§ Exercise: From the data below, return each line in which the string "element" is found.

§ Records from a collection:
»»

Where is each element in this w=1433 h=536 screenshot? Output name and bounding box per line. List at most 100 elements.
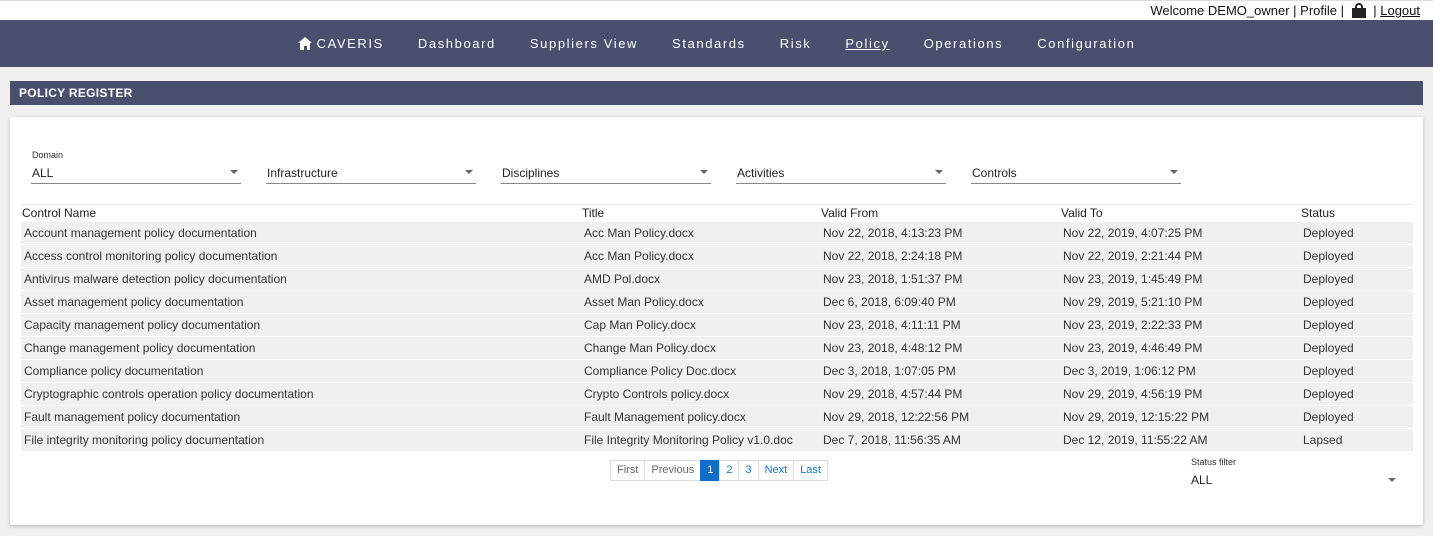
table-cell: Nov 29, 2018, 12:22:56 PM [823,410,970,424]
filter-bar: Domain ALL Infrastructure Disciplines Ac… [31,147,1206,184]
table-row[interactable]: Cryptographic controls operation policy … [21,382,1413,405]
table-row[interactable]: Fault management policy documentation Fau… [21,405,1413,428]
table-cell: Nov 29, 2019, 4:56:19 PM [1063,387,1203,401]
table-cell: Nov 23, 2019, 1:45:49 PM [1063,272,1203,286]
separator: | [1369,3,1381,18]
nav-policy[interactable]: Policy [828,36,906,51]
table-cell: Cap Man Policy.docx [584,318,696,332]
previous-page-button[interactable]: Previous [644,460,702,481]
column-header[interactable]: Control Name [21,206,581,220]
nav-label: Suppliers View [529,36,639,51]
nav-label: Policy [845,36,890,51]
table-cell: Nov 23, 2018, 4:11:11 PM [823,318,961,332]
controls-value: Controls [972,166,1017,180]
nav-risk[interactable]: Risk [763,36,829,51]
table-row[interactable]: Account management policy documentation A… [21,221,1413,244]
column-header[interactable]: Valid To [1060,206,1300,220]
table-cell: Antivirus malware detection policy docum… [24,272,287,286]
home-icon [297,37,312,50]
table-cell: Capacity management policy documentation [24,318,261,332]
infrastructure-select[interactable]: Infrastructure [266,147,476,184]
domain-label: Domain [32,150,64,160]
last-page-button[interactable]: Last [793,460,828,481]
page-1-button[interactable]: 1 [700,460,721,481]
table-cell: Nov 23, 2019, 4:46:49 PM [1063,341,1203,355]
table-row[interactable]: Capacity management policy documentation… [21,313,1413,336]
nav-home[interactable]: CAVERIS [281,36,401,51]
main-nav: CAVERIS Dashboard Suppliers View Standar… [0,20,1433,67]
table-row[interactable]: Change management policy documentation Ch… [21,336,1413,359]
nav-label: Standards [672,36,746,51]
disciplines-select[interactable]: Disciplines [501,147,711,184]
nav-configuration[interactable]: Configuration [1020,36,1152,51]
table-cell: Nov 23, 2018, 4:48:12 PM [823,341,963,355]
table-cell: Dec 3, 2019, 1:06:12 PM [1063,364,1196,378]
nav-operations[interactable]: Operations [907,36,1021,51]
top-bar: Welcome DEMO_owner | Profile | | Logout [0,0,1433,20]
domain-select[interactable]: Domain ALL [31,147,241,184]
table-cell: Nov 29, 2019, 5:21:10 PM [1063,295,1203,309]
table-cell: Compliance Policy Doc.docx [584,364,737,378]
profile-link[interactable]: Profile [1300,3,1337,18]
table-cell: Account management policy documentation [24,226,257,240]
table-cell: Deployed [1303,295,1354,309]
table-cell: Cryptographic controls operation policy … [24,387,314,401]
table-header: Control Name Title Valid From Valid To S… [21,204,1413,221]
chevron-down-icon [465,170,473,174]
chevron-down-icon [700,170,708,174]
table-cell: Deployed [1303,364,1354,378]
table-cell: Fault management policy documentation [24,410,241,424]
table-cell: Nov 22, 2018, 4:13:23 PM [823,226,963,240]
table-row[interactable]: Antivirus malware detection policy docum… [21,267,1413,290]
table-cell: Change management policy documentation [24,341,256,355]
activities-select[interactable]: Activities [736,147,946,184]
infrastructure-value: Infrastructure [267,166,338,180]
table-row[interactable]: Access control monitoring policy documen… [21,244,1413,267]
lock-icon[interactable] [1351,3,1366,18]
table-body: Account management policy documentation A… [21,221,1413,451]
page-2-button[interactable]: 2 [719,460,740,481]
logout-link[interactable]: Logout [1380,3,1420,18]
activities-value: Activities [737,166,785,180]
table-row[interactable]: Asset management policy documentation Ass… [21,290,1413,313]
chevron-down-icon [1388,478,1396,482]
policy-register-card: Domain ALL Infrastructure Disciplines Ac… [10,117,1423,525]
nav-dashboard[interactable]: Dashboard [401,36,513,51]
brand-label: CAVERIS [316,36,384,51]
status-filter-select[interactable]: Status filter ALL [1189,457,1399,491]
page-3-button[interactable]: 3 [738,460,759,481]
table-cell: Dec 6, 2018, 6:09:40 PM [823,295,956,309]
column-header[interactable]: Title [581,206,820,220]
table-cell: Asset Man Policy.docx [584,295,704,309]
table-cell: AMD Pol.docx [584,272,661,286]
table-cell: File Integrity Monitoring Policy v1.0.do… [584,433,793,447]
section-title: POLICY REGISTER [10,81,1423,105]
table-cell: Deployed [1303,272,1354,286]
table-cell: Change Man Policy.docx [584,341,716,355]
chevron-down-icon [1170,170,1178,174]
column-header[interactable]: Status [1300,206,1413,220]
table-cell: Dec 12, 2019, 11:55:22 AM [1063,433,1208,447]
column-header[interactable]: Valid From [820,206,1060,220]
table-cell: Lapsed [1303,433,1343,447]
domain-value: ALL [32,166,54,180]
table-cell: Nov 22, 2018, 2:24:18 PM [823,249,963,263]
status-filter-label: Status filter [1191,457,1237,467]
nav-standards[interactable]: Standards [655,36,763,51]
table-cell: Acc Man Policy.docx [584,226,694,240]
table-cell: Acc Man Policy.docx [584,249,694,263]
first-page-button[interactable]: First [610,460,646,481]
nav-suppliers-view[interactable]: Suppliers View [513,36,655,51]
table-row[interactable]: File integrity monitoring policy documen… [21,428,1413,451]
table-row[interactable]: Compliance policy documentation Complianc… [21,359,1413,382]
separator: | [1289,3,1301,18]
separator: | [1337,3,1348,18]
controls-select[interactable]: Controls [971,147,1181,184]
pagination: First Previous 1 2 3 Next Last [610,460,828,481]
policy-table: Control Name Title Valid From Valid To S… [21,204,1413,451]
next-page-button[interactable]: Next [757,460,795,481]
table-cell: Nov 29, 2019, 12:15:22 PM [1063,410,1210,424]
disciplines-value: Disciplines [502,166,560,180]
nav-label: Configuration [1037,36,1136,51]
table-cell: Nov 22, 2019, 4:07:25 PM [1063,226,1203,240]
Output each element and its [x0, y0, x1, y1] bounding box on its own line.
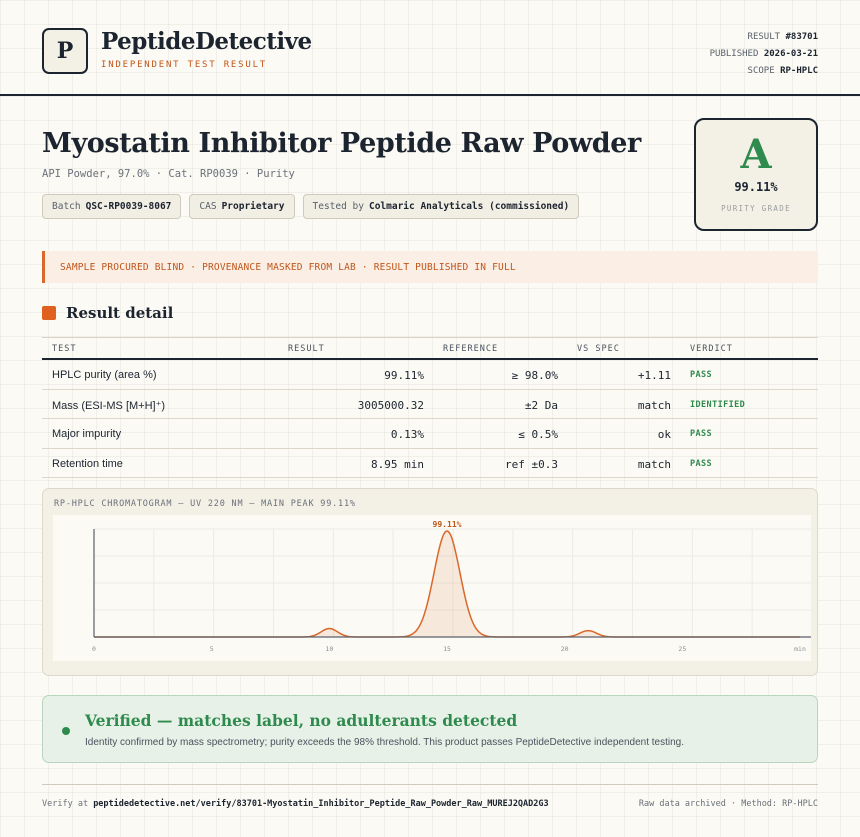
brand-logo[interactable]: P	[42, 28, 88, 74]
x-tick-label: 5	[210, 645, 214, 653]
peak-label: 99.11%	[433, 520, 462, 529]
x-tick-label: 0	[92, 645, 96, 653]
meta-published-value: 2026-03-21	[763, 49, 818, 59]
tested-by-chip-value: Colmaric Analyticals (commissioned)	[368, 201, 570, 212]
batch-chip-value: QSC-RP0039-8067	[85, 201, 172, 212]
table-row: HPLC purity (area %) 99.11% ≥ 98.0% +1.1…	[42, 360, 818, 390]
section-title: Result detail	[66, 304, 174, 322]
brand-subtitle: INDEPENDENT TEST RESULT	[101, 60, 268, 70]
x-tick-label: min	[794, 645, 806, 653]
cell-vs-spec: ok	[657, 428, 671, 441]
verify-prefix: Verify at	[42, 799, 89, 809]
footer-method: Raw data archived · Method: RP-HPLC	[638, 799, 818, 809]
th-result: RESULT	[288, 344, 325, 354]
cell-test: Retention time	[52, 457, 123, 470]
verified-text: Identity confirmed by mass spectrometry;…	[85, 737, 685, 748]
verdict-badge: IDENTIFIED	[690, 399, 746, 410]
table-header: TEST RESULT REFERENCE VS SPEC VERDICT	[42, 337, 818, 360]
cell-result: 99.11%	[384, 369, 424, 382]
table-row: Retention time 8.95 min ref ±0.3 match P…	[42, 449, 818, 478]
tested-by-chip: Tested by Colmaric Analyticals (commissio…	[302, 194, 580, 219]
report-meta: RESULT #83701 PUBLISHED 2026-03-21 SCOPE…	[710, 29, 818, 80]
cell-vs-spec: match	[637, 398, 671, 412]
table-row: Mass (ESI-MS [M+H]⁺) 3005000.32 ±2 Da ma…	[42, 390, 818, 419]
verdict-badge: PASS	[690, 429, 713, 439]
th-test: TEST	[52, 344, 77, 354]
meta-scope: SCOPE RP-HPLC	[710, 63, 818, 80]
verdict-badge: PASS	[690, 458, 713, 469]
footer-divider	[42, 784, 818, 785]
grade-value: 99.11%	[734, 180, 778, 194]
meta-published: PUBLISHED 2026-03-21	[710, 46, 818, 63]
verify-link[interactable]: Verify at peptidedetective.net/verify/83…	[42, 799, 549, 809]
verified-panel: Verified — matches label, no adulterants…	[42, 695, 818, 763]
meta-result: RESULT #83701	[710, 29, 818, 46]
brand-name[interactable]: PeptideDetective	[101, 28, 312, 55]
batch-chip: Batch QSC-RP0039-8067	[42, 194, 182, 219]
cell-vs-spec: +1.11	[637, 369, 671, 382]
meta-result-label: RESULT	[747, 32, 781, 42]
cell-reference: ref ±0.3	[505, 457, 558, 471]
chart-title: RP-HPLC CHROMATOGRAM — UV 220 NM — MAIN …	[54, 499, 356, 509]
product-title: Myostatin Inhibitor Peptide Raw Powder	[42, 128, 641, 159]
cell-reference: ≤ 0.5%	[518, 428, 558, 441]
chromatogram-card: RP-HPLC CHROMATOGRAM — UV 220 NM — MAIN …	[42, 488, 818, 676]
verify-url[interactable]: peptidedetective.net/verify/83701-Myosta…	[93, 799, 548, 809]
th-vs-spec: VS SPEC	[577, 344, 620, 354]
procurement-banner: SAMPLE PROCURED BLIND · PROVENANCE MASKE…	[42, 251, 818, 283]
chromatogram-chart: 0 5 10 15 20 25 min 99.11%	[53, 515, 811, 661]
meta-result-value: #83701	[785, 32, 818, 42]
verified-title: Verified — matches label, no adulterants…	[85, 711, 518, 730]
cell-result: 8.95 min	[371, 457, 424, 471]
cas-chip-label: CAS	[199, 201, 217, 212]
x-tick-label: 20	[561, 645, 569, 653]
cell-result: 0.13%	[390, 428, 424, 441]
cas-chip: CAS Proprietary	[189, 194, 295, 219]
x-tick-label: 25	[678, 645, 686, 653]
meta-published-label: PUBLISHED	[709, 49, 759, 59]
x-tick-label: 10	[325, 645, 333, 653]
cell-vs-spec: match	[637, 457, 671, 471]
cell-result: 3005000.32	[357, 398, 424, 412]
cell-test: Mass (ESI-MS [M+H]⁺)	[52, 399, 166, 412]
verified-dot-icon	[62, 727, 70, 735]
report-header: P PeptideDetective INDEPENDENT TEST RESU…	[0, 0, 860, 96]
product-subtitle: API Powder, 97.0% · Cat. RP0039 · Purity	[42, 168, 295, 180]
product-chips: Batch QSC-RP0039-8067 CAS Proprietary Test…	[42, 194, 580, 219]
cell-reference: ≥ 98.0%	[511, 369, 558, 382]
cell-test: Major impurity	[52, 428, 122, 440]
tested-by-chip-label: Tested by	[312, 201, 364, 212]
th-verdict: VERDICT	[690, 344, 733, 354]
grade-label: PURITY GRADE	[721, 204, 791, 213]
table-row: Major impurity 0.13% ≤ 0.5% ok PASS	[42, 419, 818, 449]
grade-letter: A	[740, 131, 772, 178]
th-reference: REFERENCE	[443, 344, 499, 354]
meta-scope-value: RP-HPLC	[780, 66, 818, 76]
verdict-badge: PASS	[690, 370, 713, 380]
meta-scope-label: SCOPE	[747, 66, 775, 76]
cell-test: HPLC purity (area %)	[52, 369, 157, 381]
cell-reference: ±2 Da	[524, 398, 558, 412]
purity-grade-card: A 99.11% PURITY GRADE	[694, 118, 818, 231]
batch-chip-label: Batch	[52, 201, 81, 212]
section-marker-icon	[42, 306, 56, 320]
cas-chip-value: Proprietary	[221, 201, 285, 212]
x-tick-label: 15	[443, 645, 451, 653]
result-table: TEST RESULT REFERENCE VS SPEC VERDICT HP…	[42, 337, 818, 478]
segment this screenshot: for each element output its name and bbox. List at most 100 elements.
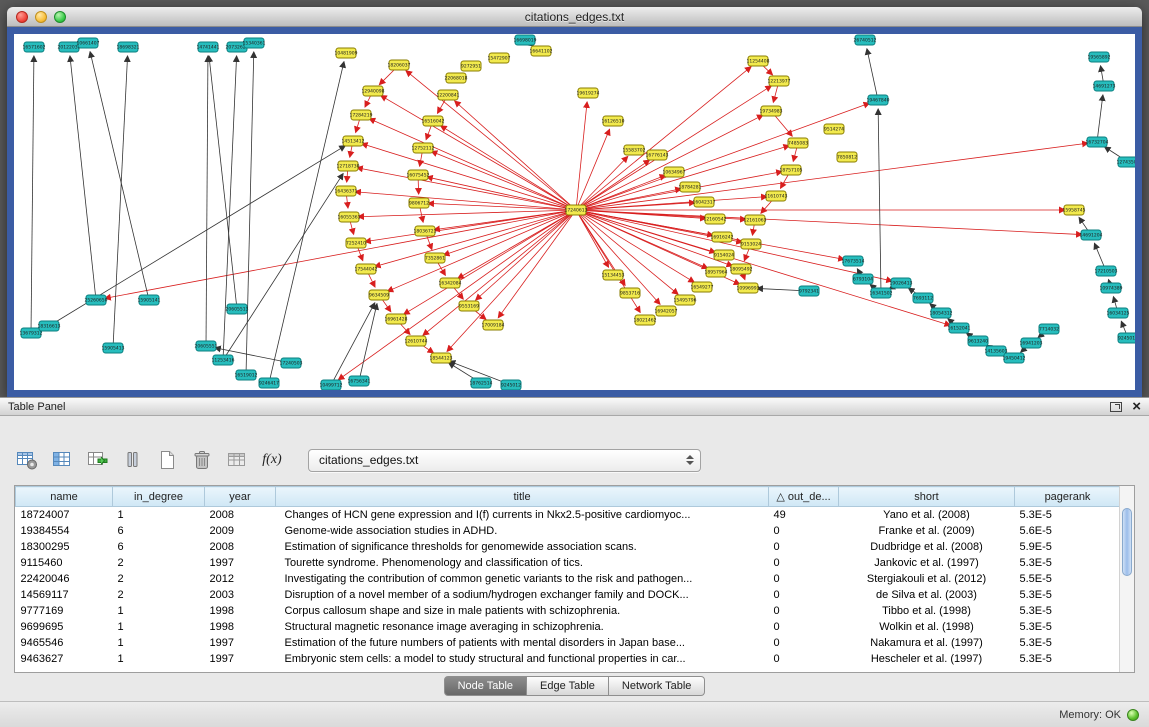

««

§ Output below:
Where is each element in this w=1433 h=536 screenshot? Output name and bounding box per line. List at most 100 elements.
Output each element and its [x0, y0, x1, y1] bounding box on its own line.
segment this screenshot: for each element output its name and bbox. List at most 100 elements.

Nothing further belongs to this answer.